[Start ENTRIES]
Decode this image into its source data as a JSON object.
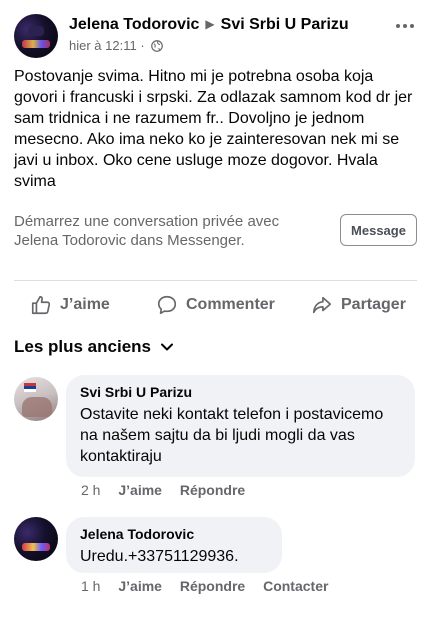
{
  "post": {
    "author": "Jelena Todorovic",
    "group": "Svi Srbi U Parizu",
    "timestamp": "hier à 12:11",
    "separator": "·",
    "privacy_icon": "globe-icon",
    "body": "Postovanje svima. Hitno mi je potrebna osoba koja govori i francuski i srpski. Za odlazak samnom kod dr jer sam tridnica i ne razumem fr.. Dovoljno je jednom mesecno. Ako ima neko ko je zainteresovan nek mi se javi u inbox. Oko cene usluge moze dogovor. Hvala svima"
  },
  "messenger_prompt": {
    "text": "Démarrez une conversation privée avec Jelena Todorovic dans Messenger.",
    "button_label": "Message"
  },
  "actions": {
    "like": "J’aime",
    "comment": "Commenter",
    "share": "Partager"
  },
  "sort": {
    "label": "Les plus anciens"
  },
  "comments": [
    {
      "author": "Svi Srbi U Parizu",
      "text": "Ostavite neki kontakt telefon i postavicemo na našem sajtu da bi ljudi mogli da vas kontaktiraju",
      "time": "2 h",
      "like": "J’aime",
      "reply": "Répondre"
    },
    {
      "author": "Jelena Todorovic",
      "text": "Uredu.+33751129936.",
      "time": "1 h",
      "like": "J’aime",
      "reply": "Répondre",
      "contact": "Contacter"
    }
  ],
  "colors": {
    "text_primary": "#050505",
    "text_secondary": "#65676b",
    "bubble_bg": "#f0f2f5",
    "divider": "#dadde1"
  }
}
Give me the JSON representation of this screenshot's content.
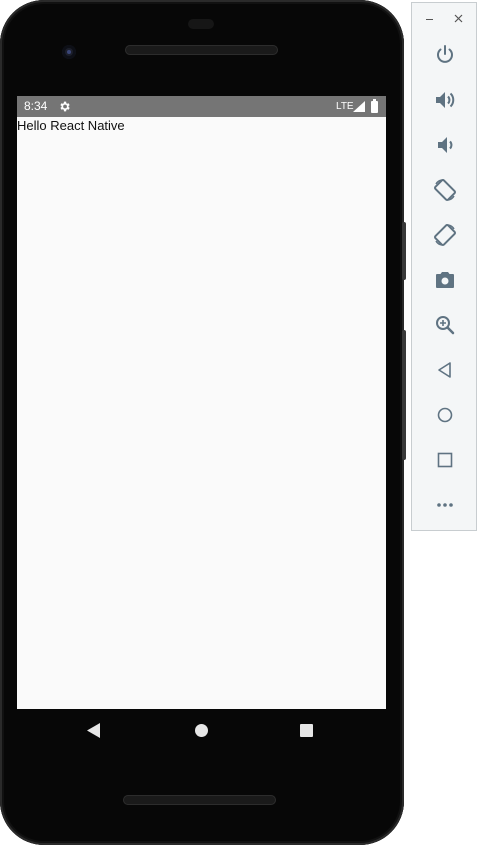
[End ENTRIES]
> TASK TO CARRY OUT: Display every line of the listing that contains the string "JSON".

> OUTPUT:
Decode this image into its source data as a JSON object.
Give me the JSON representation of this screenshot's content.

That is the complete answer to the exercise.